Dataset records
========================================
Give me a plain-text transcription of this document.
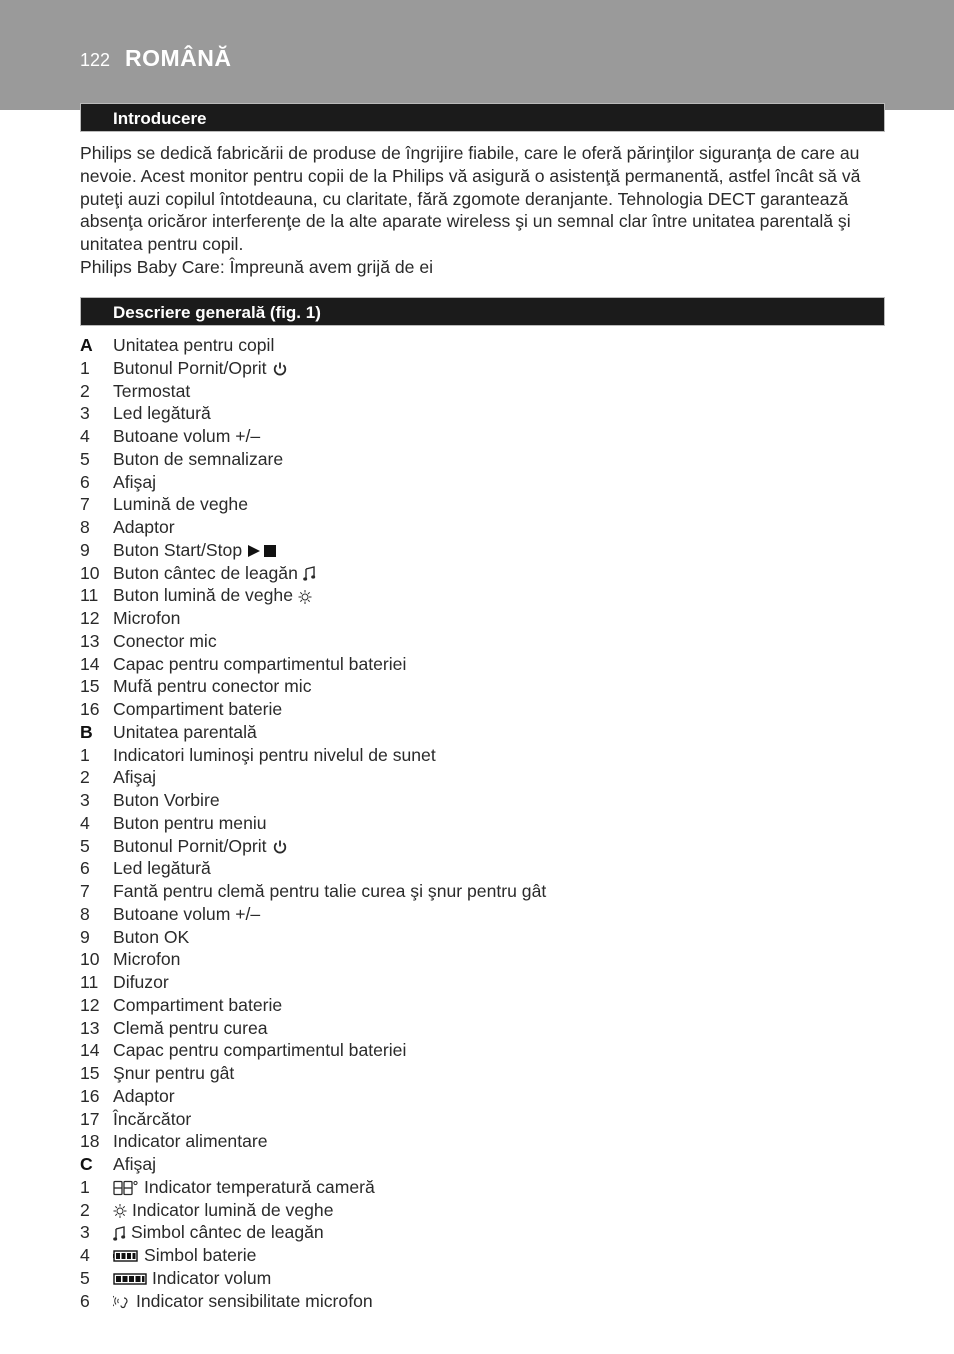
122 ROMÂNĂ
Introducere

Philips se dedică fabricării de produse de îngrijire fiabile, care le oferă părinţilor siguranţa de care au nevoie. Acest monitor pentru copii de la Philips vă asigură o asistenţă permanentă, astfel încât să vă puteţi auzi copilul întotdeauna, cu claritate, fără zgomote deranjante. Tehnologia DECT garantează absenţa oricăror interferenţe de la alte aparate wireless şi un semnal clar între unitatea parentală şi unitatea pentru copil.

Philips Baby Care: Împreună avem grijă de ei

Descriere generală (fig. 1)
A	Unitatea pentru copil
1	Butonul Pornit/Oprit
2	Termostat
3	Led legătură
4	Butoane volum +/–
5	Buton de semnalizare
6	Afişaj
7	Lumină de veghe
8	Adaptor
9	Buton Start/Stop
10 Buton cântec de leagăn
11 Buton lumină de veghe
12 Microfon
13 Conector mic
14 Capac pentru compartimentul bateriei
15 Mufă pentru conector mic
16 Compartiment baterie
B	Unitatea parentală
1	Indicatori luminoşi pentru nivelul de sunet
2	Afişaj
3	Buton Vorbire
4	Buton pentru meniu
5	Butonul Pornit/Oprit
6	Led legătură
7	Fantă pentru clemă pentru talie curea şi şnur pentru gât
8	Butoane volum +/–
9	Buton OK
10 Microfon
11 Difuzor
12 Compartiment baterie
13 Clemă pentru curea
14 Capac pentru compartimentul bateriei
15 Şnur pentru gât
16 Adaptor
17 Încărcător
18 Indicator alimentare
C	Afişaj
1	Indicator temperatură cameră
2	Indicator lumină de veghe
3	Simbol cântec de leagăn
4	Simbol baterie
5	Indicator volum
6	Indicator sensibilitate microfon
========================================
**PROBLEM DETAILS**:
Skip every picture and transcribe the data above exactly.

**ANSWER TO THIS TASK**:
Give me a plain-text transcription of this document.
122 ROMÂNĂ
Introducere

Philips se dedică fabricării de produse de îngrijire fiabile, care le oferă părinţilor siguranţa de care au nevoie. Acest monitor pentru copii de la Philips vă asigură o asistenţă permanentă, astfel încât să vă puteţi auzi copilul întotdeauna, cu claritate, fără zgomote deranjante. Tehnologia DECT garantează absenţa oricăror interferenţe de la alte aparate wireless şi un semnal clar între unitatea parentală şi unitatea pentru copil.

Philips Baby Care: Împreună avem grijă de ei

Descriere generală (fig. 1)
A	Unitatea pentru copil
1	Butonul Pornit/Oprit
2	Termostat
3	Led legătură
4	Butoane volum +/–
5	Buton de semnalizare
6	Afişaj
7	Lumină de veghe
8	Adaptor
9	Buton Start/Stop
10 Buton cântec de leagăn
11 Buton lumină de veghe
12 Microfon
13 Conector mic
14 Capac pentru compartimentul bateriei
15 Mufă pentru conector mic
16 Compartiment baterie
B	Unitatea parentală
1	Indicatori luminoşi pentru nivelul de sunet
2	Afişaj
3	Buton Vorbire
4	Buton pentru meniu
5	Butonul Pornit/Oprit
6	Led legătură
7	Fantă pentru clemă pentru talie curea şi şnur pentru gât
8	Butoane volum +/–
9	Buton OK
10 Microfon
11 Difuzor
12 Compartiment baterie
13 Clemă pentru curea
14 Capac pentru compartimentul bateriei
15 Şnur pentru gât
16 Adaptor
17 Încărcător
18 Indicator alimentare
C	Afişaj
1	Indicator temperatură cameră
2	Indicator lumină de veghe
3	Simbol cântec de leagăn
4	Simbol baterie
5	Indicator volum
6	Indicator sensibilitate microfon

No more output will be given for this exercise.